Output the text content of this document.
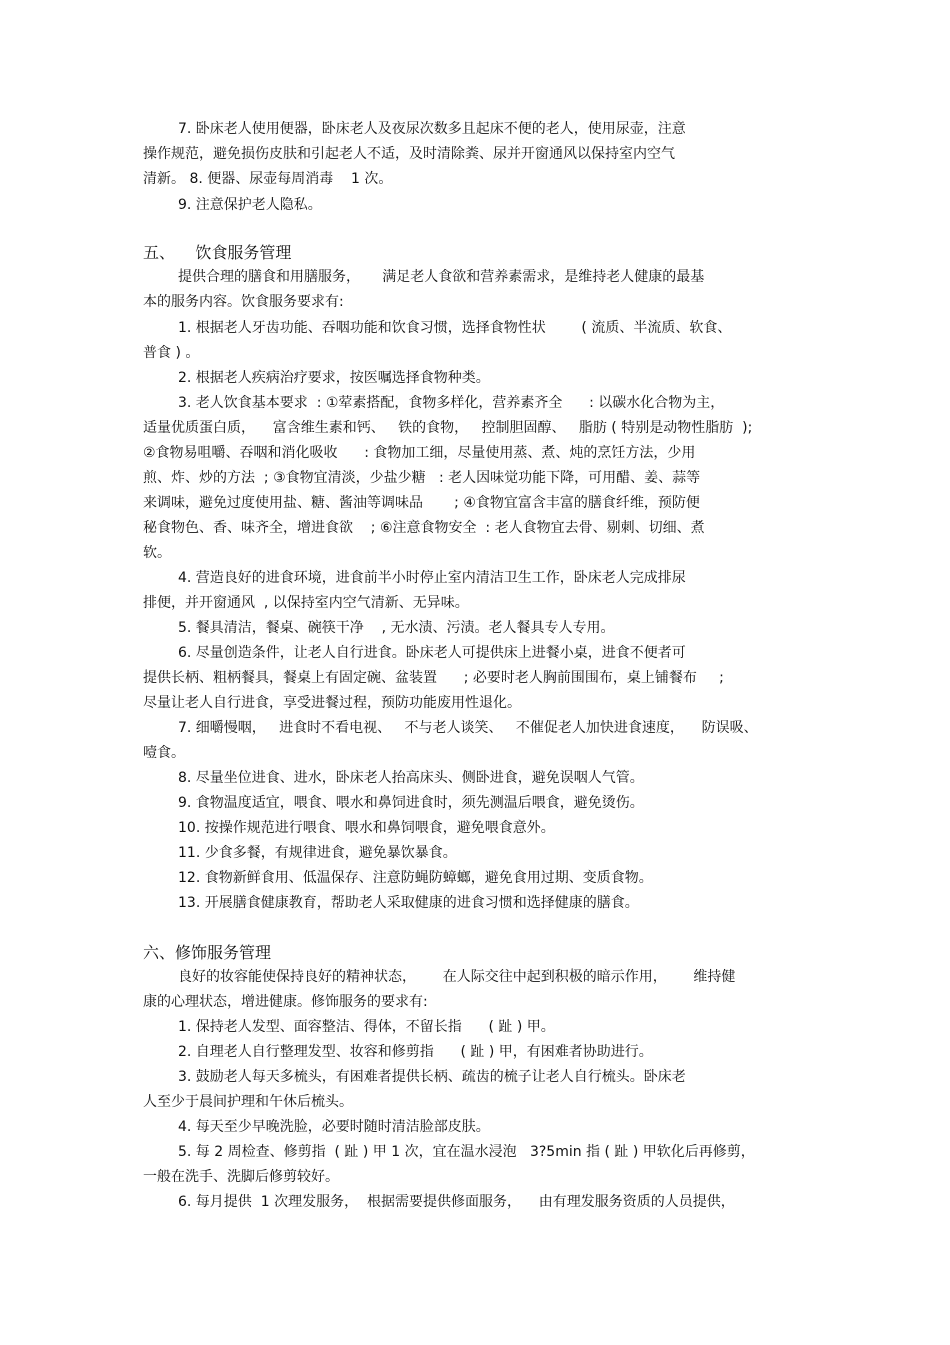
7. 卧床老人使用便器，卧床老人及夜尿次数多且起床不便的老人，使用尿壶，注意
操作规范，避免损伤皮肤和引起老人不适，及时清除粪、尿并开窗通风以保持室内空气
清新。 8. 便器、尿壶每周消毒    1 次。
9. 注意保护老人隐私。
五、    饮食服务管理
提供合理的膳食和用膳服务，     满足老人食欲和营养素需求，是维持老人健康的最基
本的服务内容。饮食服务要求有:
1. 根据老人牙齿功能、吞咽功能和饮食习惯，选择食物性状        ( 流质、半流质、软食、
普食 ) 。
2. 根据老人疾病治疗要求，按医嘱选择食物种类。
3. 老人饮食基本要求  : ①荤素搭配，食物多样化，营养素齐全      : 以碳水化合物为主，
适量优质蛋白质，    富含维生素和钙、   铁的食物，   控制胆固醇、   脂肪 ( 特别是动物性脂肪  );
②食物易咀嚼、吞咽和消化吸收      : 食物加工细，尽量使用蒸、煮、炖的烹饪方法，少用
煎、炸、炒的方法  ; ③食物宜清淡，少盐少糖   : 老人因味觉功能下降，可用醋、姜、蒜等
来调味，避免过度使用盐、糖、酱油等调味品       ; ④食物宜富含丰富的膳食纤维，预防便
秘食物色、香、味齐全，增进食欲    ; ⑥注意食物安全  : 老人食物宜去骨、剔刺、切细、煮
软。
4. 营造良好的进食环境，进食前半小时停止室内清洁卫生工作，卧床老人完成排尿
排便，并开窗通风  , 以保持室内空气清新、无异味。
5. 餐具清洁，餐桌、碗筷干净    , 无水渍、污渍。老人餐具专人专用。
6. 尽量创造条件，让老人自行进食。卧床老人可提供床上进餐小桌，进食不便者可
提供长柄、粗柄餐具，餐桌上有固定碗、盆装置      ; 必要时老人胸前围围布，桌上铺餐布     ;
尽量让老人自行进食，享受进餐过程，预防功能废用性退化。
7. 细嚼慢咽，   进食时不看电视、   不与老人谈笑、   不催促老人加快进食速度，    防误吸、
噎食。
8. 尽量坐位进食、进水，卧床老人抬高床头、侧卧进食，避免误咽人气管。
9. 食物温度适宜，喂食、喂水和鼻饲进食时，须先测温后喂食，避免烫伤。
10. 按操作规范进行喂食、喂水和鼻饲喂食，避免喂食意外。
11. 少食多餐，有规律进食，避免暴饮暴食。
12. 食物新鲜食用、低温保存、注意防蝇防蟑螂，避免食用过期、变质食物。
13. 开展膳食健康教育，帮助老人采取健康的进食习惯和选择健康的膳食。
六、修饰服务管理
良好的妆容能使保持良好的精神状态，      在人际交往中起到积极的暗示作用，      维持健
康的心理状态，增进健康。修饰服务的要求有:
1. 保持老人发型、面容整洁、得体，不留长指      ( 趾 ) 甲。
2. 自理老人自行整理发型、妆容和修剪指      ( 趾 ) 甲，有困难者协助进行。
3. 鼓励老人每天多梳头，有困难者提供长柄、疏齿的梳子让老人自行梳头。卧床老
人至少于晨间护理和午休后梳头。
4. 每天至少早晚洗脸，必要时随时清洁脸部皮肤。
5. 每 2 周检查、修剪指  ( 趾 ) 甲 1 次，宜在温水浸泡   3?5min 指 ( 趾 ) 甲软化后再修剪，
一般在洗手、洗脚后修剪较好。
6. 每月提供  1 次理发服务，  根据需要提供修面服务，    由有理发服务资质的人员提供，
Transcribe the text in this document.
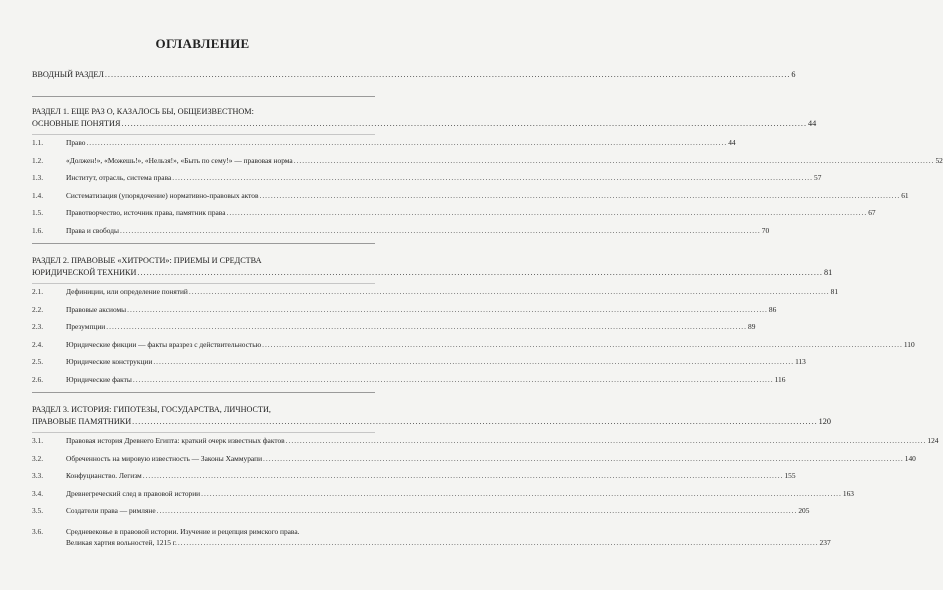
ОГЛАВЛЕНИЕ
ВВОДНЫЙ РАЗДЕЛ .....	6
РАЗДЕЛ 1. ЕЩЕ РАЗ О, КАЗАЛОСЬ БЫ, ОБЩЕИЗВЕСТНОМ:
ОСНОВНЫЕ ПОНЯТИЯ .....	44
1.1.	Право .....	44
1.2.	«Должен!», «Можешь!», «Нельзя!», «Быть по сему!» — правовая норма .....	52
1.3.	Институт, отрасль, система права .....	57
1.4.	Систематизация (упорядочение) нормативно-правовых актов .....	61
1.5.	Правотворчество, источник права, памятник права .....	67
1.6.	Права и свободы .....	70
РАЗДЕЛ 2. ПРАВОВЫЕ «ХИТРОСТИ»: ПРИЕМЫ И СРЕДСТВА
ЮРИДИЧЕСКОЙ ТЕХНИКИ .....	81
2.1.	Дефиниции, или определение понятий .....	81
2.2.	Правовые аксиомы .....	86
2.3.	Презумпции .....	89
2.4.	Юридические фикции — факты вразрез с действительностью .....	110
2.5.	Юридические конструкции .....	113
2.6.	Юридические факты .....	116
РАЗДЕЛ 3. ИСТОРИЯ: ГИПОТЕЗЫ, ГОСУДАРСТВА, ЛИЧНОСТИ,
ПРАВОВЫЕ ПАМЯТНИКИ .....	120
3.1.	Правовая история Древнего Египта: краткий очерк известных фактов .....	124
3.2.	Обреченность на мировую известность — Законы Хаммурапи .....	140
3.3.	Конфуцианство. Легизм .....	155
3.4.	Древнегреческий след в правовой истории .....	163
3.5.	Создатели права — римляне .....	205
3.6.	Средневековье в правовой истории. Изучение и рецепция римского права.
Великая хартия вольностей, 1215 г. .....	237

◇ ◇ ◇ ◇ ◇

# DIRECTIONS FOR THIS TASK:
Omit the pictures and print again exactly the lines from the one with "Transcribe the text in this document." through the final line of the entries, both ends included.

# ANSWER FOR THE TASK:
Transcribe the text in this document.
ОГЛАВЛЕНИЕ
ВВОДНЫЙ РАЗДЕЛ .....	6
РАЗДЕЛ 1. ЕЩЕ РАЗ О, КАЗАЛОСЬ БЫ, ОБЩЕИЗВЕСТНОМ:
ОСНОВНЫЕ ПОНЯТИЯ .....	44
1.1.	Право .....	44
1.2.	«Должен!», «Можешь!», «Нельзя!», «Быть по сему!» — правовая норма .....	52
1.3.	Институт, отрасль, система права .....	57
1.4.	Систематизация (упорядочение) нормативно-правовых актов .....	61
1.5.	Правотворчество, источник права, памятник права .....	67
1.6.	Права и свободы .....	70
РАЗДЕЛ 2. ПРАВОВЫЕ «ХИТРОСТИ»: ПРИЕМЫ И СРЕДСТВА
ЮРИДИЧЕСКОЙ ТЕХНИКИ .....	81
2.1.	Дефиниции, или определение понятий .....	81
2.2.	Правовые аксиомы .....	86
2.3.	Презумпции .....	89
2.4.	Юридические фикции — факты вразрез с действительностью .....	110
2.5.	Юридические конструкции .....	113
2.6.	Юридические факты .....	116
РАЗДЕЛ 3. ИСТОРИЯ: ГИПОТЕЗЫ, ГОСУДАРСТВА, ЛИЧНОСТИ,
ПРАВОВЫЕ ПАМЯТНИКИ .....	120
3.1.	Правовая история Древнего Египта: краткий очерк известных фактов .....	124
3.2.	Обреченность на мировую известность — Законы Хаммурапи .....	140
3.3.	Конфуцианство. Легизм .....	155
3.4.	Древнегреческий след в правовой истории .....	163
3.5.	Создатели права — римляне .....	205
3.6.	Средневековье в правовой истории. Изучение и рецепция римского права.
Великая хартия вольностей, 1215 г. .....	237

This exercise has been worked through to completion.